* start Input *
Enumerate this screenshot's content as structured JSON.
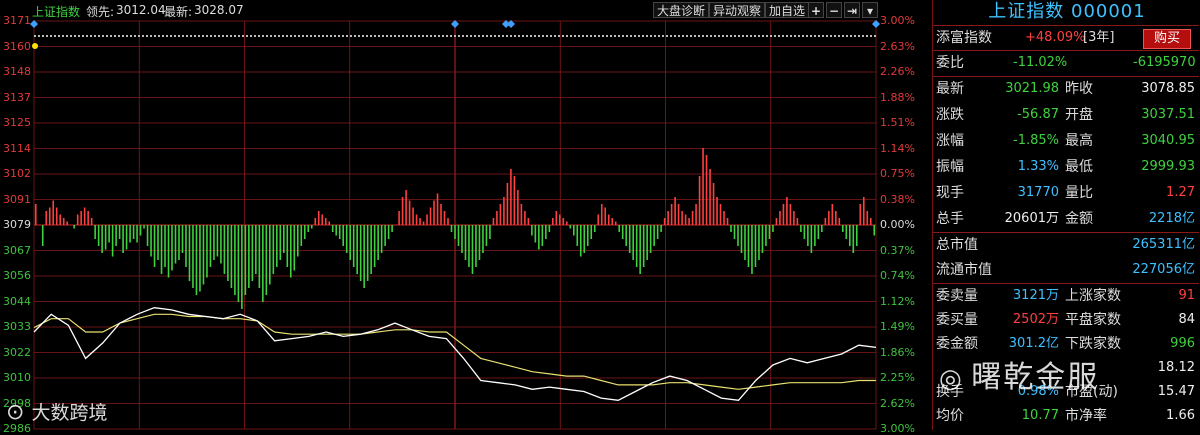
{
  "header": {
    "index_name": "上证指数",
    "leader_label": "领先:",
    "leader_value": "3012.04",
    "latest_label": "最新:",
    "latest_value": "3028.07",
    "buttons": [
      "大盘诊断",
      "异动观察",
      "加自选"
    ],
    "icon_buttons": [
      "plus-icon",
      "minus-icon",
      "next-icon",
      "dropdown-icon"
    ],
    "icon_glyphs": [
      "+",
      "−",
      "⇥",
      "▾"
    ]
  },
  "left_axis": [
    "3171",
    "3160",
    "3148",
    "3137",
    "3125",
    "3114",
    "3102",
    "3091",
    "3079",
    "3067",
    "3056",
    "3044",
    "3033",
    "3022",
    "3010",
    "2998",
    "2986"
  ],
  "right_axis": [
    "3.00%",
    "2.63%",
    "2.26%",
    "1.88%",
    "1.51%",
    "1.14%",
    "0.75%",
    "0.38%",
    "0.00%",
    "0.37%",
    "0.74%",
    "1.12%",
    "1.49%",
    "1.86%",
    "2.25%",
    "2.62%",
    "3.00%"
  ],
  "colors": {
    "up": "#ff4040",
    "down": "#3fd23f",
    "grid": "#8a1a1a",
    "price_line": "#ffffff",
    "avg_line": "#e8e070",
    "accent": "#3fc0ff"
  },
  "panel": {
    "title": "上证指数 000001",
    "tianfu_label": "添富指数",
    "tianfu_value": "+48.09%",
    "tianfu_period": "[3年]",
    "buy_label": "购买",
    "weibi_label": "委比",
    "weibi_value": "-11.02%",
    "weicha_value": "-6195970",
    "stats": [
      {
        "l1": "最新",
        "v1": "3021.98",
        "c1": "green",
        "l2": "昨收",
        "v2": "3078.85",
        "c2": "white"
      },
      {
        "l1": "涨跌",
        "v1": "-56.87",
        "c1": "green",
        "l2": "开盘",
        "v2": "3037.51",
        "c2": "green"
      },
      {
        "l1": "涨幅",
        "v1": "-1.85%",
        "c1": "green",
        "l2": "最高",
        "v2": "3040.95",
        "c2": "green"
      },
      {
        "l1": "振幅",
        "v1": "1.33%",
        "c1": "cyan",
        "l2": "最低",
        "v2": "2999.93",
        "c2": "green"
      },
      {
        "l1": "现手",
        "v1": "31770",
        "c1": "cyan",
        "l2": "量比",
        "v2": "1.27",
        "c2": "red"
      },
      {
        "l1": "总手",
        "v1": "20601万",
        "c1": "white",
        "l2": "金额",
        "v2": "2218亿",
        "c2": "cyan"
      }
    ],
    "mcap": [
      {
        "label": "总市值",
        "value": "265311亿"
      },
      {
        "label": "流通市值",
        "value": "227056亿"
      }
    ],
    "orders": [
      {
        "l1": "委卖量",
        "v1": "3121万",
        "c1": "cyan",
        "l2": "上涨家数",
        "v2": "91",
        "c2": "red"
      },
      {
        "l1": "委买量",
        "v1": "2502万",
        "c1": "red",
        "l2": "平盘家数",
        "v2": "84",
        "c2": "white"
      },
      {
        "l1": "委金额",
        "v1": "301.2亿",
        "c1": "cyan",
        "l2": "下跌家数",
        "v2": "996",
        "c2": "green"
      },
      {
        "l1": "",
        "v1": "",
        "c1": "white",
        "l2": "",
        "v2": "18.12",
        "c2": "white"
      },
      {
        "l1": "换手",
        "v1": "0.98%",
        "c1": "cyan",
        "l2": "市盈(动)",
        "v2": "15.47",
        "c2": "white"
      },
      {
        "l1": "均价",
        "v1": "10.77",
        "c1": "green",
        "l2": "市净率",
        "v2": "1.66",
        "c2": "white"
      }
    ]
  },
  "watermarks": {
    "left_text": "大数跨境",
    "right_text": "曙乾金服"
  },
  "chart_data": {
    "type": "line",
    "title": "上证指数",
    "y_axis_left_range": [
      2986,
      3171
    ],
    "y_axis_right_label": "percent change",
    "prev_close": 3078.85,
    "price": [
      3030,
      3038,
      3033,
      3018,
      3025,
      3034,
      3038,
      3041,
      3040,
      3038,
      3037,
      3036,
      3038,
      3035,
      3026,
      3027,
      3028,
      3030,
      3028,
      3029,
      3031,
      3034,
      3031,
      3028,
      3027,
      3018,
      3008,
      3007,
      3006,
      3004,
      3005,
      3004,
      3003,
      3000,
      2999,
      3003,
      3007,
      3010,
      3008,
      3004,
      3000,
      2999,
      3008,
      3015,
      3018,
      3016,
      3018,
      3020,
      3024,
      3023
    ],
    "avg": [
      3032,
      3036,
      3036,
      3030,
      3030,
      3034,
      3036,
      3038,
      3038,
      3037,
      3037,
      3036,
      3036,
      3035,
      3030,
      3029,
      3029,
      3029,
      3029,
      3029,
      3030,
      3031,
      3031,
      3030,
      3030,
      3024,
      3018,
      3016,
      3014,
      3012,
      3011,
      3010,
      3010,
      3008,
      3006,
      3006,
      3006,
      3007,
      3007,
      3006,
      3005,
      3004,
      3005,
      3006,
      3007,
      3007,
      3007,
      3007,
      3008,
      3008
    ],
    "flow_bars": [
      6,
      0,
      -6,
      4,
      5,
      7,
      5,
      3,
      2,
      1,
      0,
      -1,
      3,
      4,
      5,
      4,
      2,
      -4,
      -6,
      -8,
      -7,
      -5,
      -9,
      -6,
      -4,
      -8,
      -7,
      -5,
      -4,
      -5,
      -3,
      -1,
      -6,
      -9,
      -12,
      -10,
      -14,
      -12,
      -15,
      -13,
      -11,
      -10,
      -8,
      -12,
      -16,
      -18,
      -20,
      -19,
      -17,
      -15,
      -12,
      -10,
      -9,
      -11,
      -14,
      -16,
      -18,
      -20,
      -22,
      -24,
      -20,
      -18,
      -16,
      -14,
      -18,
      -22,
      -20,
      -17,
      -14,
      -12,
      -10,
      -8,
      -12,
      -15,
      -13,
      -9,
      -6,
      -4,
      -2,
      -1,
      2,
      4,
      3,
      2,
      1,
      -2,
      -3,
      -4,
      -6,
      -8,
      -10,
      -12,
      -14,
      -16,
      -18,
      -16,
      -14,
      -12,
      -10,
      -8,
      -6,
      -4,
      -2,
      0,
      4,
      8,
      10,
      7,
      5,
      3,
      2,
      1,
      3,
      5,
      7,
      9,
      6,
      4,
      2,
      -2,
      -4,
      -6,
      -8,
      -10,
      -12,
      -14,
      -12,
      -10,
      -8,
      -6,
      -4,
      2,
      4,
      6,
      8,
      12,
      16,
      14,
      10,
      6,
      4,
      2,
      -3,
      -5,
      -7,
      -6,
      -4,
      -2,
      2,
      4,
      3,
      2,
      1,
      -1,
      -3,
      -6,
      -9,
      -8,
      -6,
      -4,
      -2,
      3,
      6,
      5,
      3,
      2,
      1,
      -2,
      -4,
      -6,
      -8,
      -10,
      -12,
      -14,
      -12,
      -10,
      -8,
      -6,
      -4,
      -2,
      2,
      4,
      6,
      8,
      6,
      4,
      3,
      2,
      4,
      6,
      14,
      22,
      20,
      16,
      12,
      8,
      6,
      4,
      2,
      -2,
      -4,
      -6,
      -8,
      -10,
      -12,
      -14,
      -12,
      -10,
      -8,
      -6,
      -4,
      -2,
      2,
      4,
      6,
      8,
      6,
      4,
      2,
      -2,
      -4,
      -6,
      -8,
      -6,
      -4,
      -2,
      2,
      4,
      6,
      4,
      2,
      -2,
      -4,
      -6,
      -8,
      -6,
      6,
      8,
      4,
      2,
      -3
    ]
  }
}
* end Input *
* [Exercise]: All of the records need repeating exactly, except for the pictures.

* [Result for this task]:
Enumerate this screenshot's content as structured JSON.
{
  "header": {
    "index_name": "上证指数",
    "leader_label": "领先:",
    "leader_value": "3012.04",
    "latest_label": "最新:",
    "latest_value": "3028.07",
    "buttons": [
      "大盘诊断",
      "异动观察",
      "加自选"
    ],
    "icon_buttons": [
      "plus-icon",
      "minus-icon",
      "next-icon",
      "dropdown-icon"
    ],
    "icon_glyphs": [
      "+",
      "−",
      "⇥",
      "▾"
    ]
  },
  "left_axis": [
    "3171",
    "3160",
    "3148",
    "3137",
    "3125",
    "3114",
    "3102",
    "3091",
    "3079",
    "3067",
    "3056",
    "3044",
    "3033",
    "3022",
    "3010",
    "2998",
    "2986"
  ],
  "right_axis": [
    "3.00%",
    "2.63%",
    "2.26%",
    "1.88%",
    "1.51%",
    "1.14%",
    "0.75%",
    "0.38%",
    "0.00%",
    "0.37%",
    "0.74%",
    "1.12%",
    "1.49%",
    "1.86%",
    "2.25%",
    "2.62%",
    "3.00%"
  ],
  "colors": {
    "up": "#ff4040",
    "down": "#3fd23f",
    "grid": "#8a1a1a",
    "price_line": "#ffffff",
    "avg_line": "#e8e070",
    "accent": "#3fc0ff"
  },
  "panel": {
    "title": "上证指数 000001",
    "tianfu_label": "添富指数",
    "tianfu_value": "+48.09%",
    "tianfu_period": "[3年]",
    "buy_label": "购买",
    "weibi_label": "委比",
    "weibi_value": "-11.02%",
    "weicha_value": "-6195970",
    "stats": [
      {
        "l1": "最新",
        "v1": "3021.98",
        "c1": "green",
        "l2": "昨收",
        "v2": "3078.85",
        "c2": "white"
      },
      {
        "l1": "涨跌",
        "v1": "-56.87",
        "c1": "green",
        "l2": "开盘",
        "v2": "3037.51",
        "c2": "green"
      },
      {
        "l1": "涨幅",
        "v1": "-1.85%",
        "c1": "green",
        "l2": "最高",
        "v2": "3040.95",
        "c2": "green"
      },
      {
        "l1": "振幅",
        "v1": "1.33%",
        "c1": "cyan",
        "l2": "最低",
        "v2": "2999.93",
        "c2": "green"
      },
      {
        "l1": "现手",
        "v1": "31770",
        "c1": "cyan",
        "l2": "量比",
        "v2": "1.27",
        "c2": "red"
      },
      {
        "l1": "总手",
        "v1": "20601万",
        "c1": "white",
        "l2": "金额",
        "v2": "2218亿",
        "c2": "cyan"
      }
    ],
    "mcap": [
      {
        "label": "总市值",
        "value": "265311亿"
      },
      {
        "label": "流通市值",
        "value": "227056亿"
      }
    ],
    "orders": [
      {
        "l1": "委卖量",
        "v1": "3121万",
        "c1": "cyan",
        "l2": "上涨家数",
        "v2": "91",
        "c2": "red"
      },
      {
        "l1": "委买量",
        "v1": "2502万",
        "c1": "red",
        "l2": "平盘家数",
        "v2": "84",
        "c2": "white"
      },
      {
        "l1": "委金额",
        "v1": "301.2亿",
        "c1": "cyan",
        "l2": "下跌家数",
        "v2": "996",
        "c2": "green"
      },
      {
        "l1": "",
        "v1": "",
        "c1": "white",
        "l2": "",
        "v2": "18.12",
        "c2": "white"
      },
      {
        "l1": "换手",
        "v1": "0.98%",
        "c1": "cyan",
        "l2": "市盈(动)",
        "v2": "15.47",
        "c2": "white"
      },
      {
        "l1": "均价",
        "v1": "10.77",
        "c1": "green",
        "l2": "市净率",
        "v2": "1.66",
        "c2": "white"
      }
    ]
  },
  "watermarks": {
    "left_text": "大数跨境",
    "right_text": "曙乾金服"
  },
  "chart_data": {
    "type": "line",
    "title": "上证指数",
    "y_axis_left_range": [
      2986,
      3171
    ],
    "y_axis_right_label": "percent change",
    "prev_close": 3078.85,
    "price": [
      3030,
      3038,
      3033,
      3018,
      3025,
      3034,
      3038,
      3041,
      3040,
      3038,
      3037,
      3036,
      3038,
      3035,
      3026,
      3027,
      3028,
      3030,
      3028,
      3029,
      3031,
      3034,
      3031,
      3028,
      3027,
      3018,
      3008,
      3007,
      3006,
      3004,
      3005,
      3004,
      3003,
      3000,
      2999,
      3003,
      3007,
      3010,
      3008,
      3004,
      3000,
      2999,
      3008,
      3015,
      3018,
      3016,
      3018,
      3020,
      3024,
      3023
    ],
    "avg": [
      3032,
      3036,
      3036,
      3030,
      3030,
      3034,
      3036,
      3038,
      3038,
      3037,
      3037,
      3036,
      3036,
      3035,
      3030,
      3029,
      3029,
      3029,
      3029,
      3029,
      3030,
      3031,
      3031,
      3030,
      3030,
      3024,
      3018,
      3016,
      3014,
      3012,
      3011,
      3010,
      3010,
      3008,
      3006,
      3006,
      3006,
      3007,
      3007,
      3006,
      3005,
      3004,
      3005,
      3006,
      3007,
      3007,
      3007,
      3007,
      3008,
      3008
    ],
    "flow_bars": [
      6,
      0,
      -6,
      4,
      5,
      7,
      5,
      3,
      2,
      1,
      0,
      -1,
      3,
      4,
      5,
      4,
      2,
      -4,
      -6,
      -8,
      -7,
      -5,
      -9,
      -6,
      -4,
      -8,
      -7,
      -5,
      -4,
      -5,
      -3,
      -1,
      -6,
      -9,
      -12,
      -10,
      -14,
      -12,
      -15,
      -13,
      -11,
      -10,
      -8,
      -12,
      -16,
      -18,
      -20,
      -19,
      -17,
      -15,
      -12,
      -10,
      -9,
      -11,
      -14,
      -16,
      -18,
      -20,
      -22,
      -24,
      -20,
      -18,
      -16,
      -14,
      -18,
      -22,
      -20,
      -17,
      -14,
      -12,
      -10,
      -8,
      -12,
      -15,
      -13,
      -9,
      -6,
      -4,
      -2,
      -1,
      2,
      4,
      3,
      2,
      1,
      -2,
      -3,
      -4,
      -6,
      -8,
      -10,
      -12,
      -14,
      -16,
      -18,
      -16,
      -14,
      -12,
      -10,
      -8,
      -6,
      -4,
      -2,
      0,
      4,
      8,
      10,
      7,
      5,
      3,
      2,
      1,
      3,
      5,
      7,
      9,
      6,
      4,
      2,
      -2,
      -4,
      -6,
      -8,
      -10,
      -12,
      -14,
      -12,
      -10,
      -8,
      -6,
      -4,
      2,
      4,
      6,
      8,
      12,
      16,
      14,
      10,
      6,
      4,
      2,
      -3,
      -5,
      -7,
      -6,
      -4,
      -2,
      2,
      4,
      3,
      2,
      1,
      -1,
      -3,
      -6,
      -9,
      -8,
      -6,
      -4,
      -2,
      3,
      6,
      5,
      3,
      2,
      1,
      -2,
      -4,
      -6,
      -8,
      -10,
      -12,
      -14,
      -12,
      -10,
      -8,
      -6,
      -4,
      -2,
      2,
      4,
      6,
      8,
      6,
      4,
      3,
      2,
      4,
      6,
      14,
      22,
      20,
      16,
      12,
      8,
      6,
      4,
      2,
      -2,
      -4,
      -6,
      -8,
      -10,
      -12,
      -14,
      -12,
      -10,
      -8,
      -6,
      -4,
      -2,
      2,
      4,
      6,
      8,
      6,
      4,
      2,
      -2,
      -4,
      -6,
      -8,
      -6,
      -4,
      -2,
      2,
      4,
      6,
      4,
      2,
      -2,
      -4,
      -6,
      -8,
      -6,
      6,
      8,
      4,
      2,
      -3
    ]
  }
}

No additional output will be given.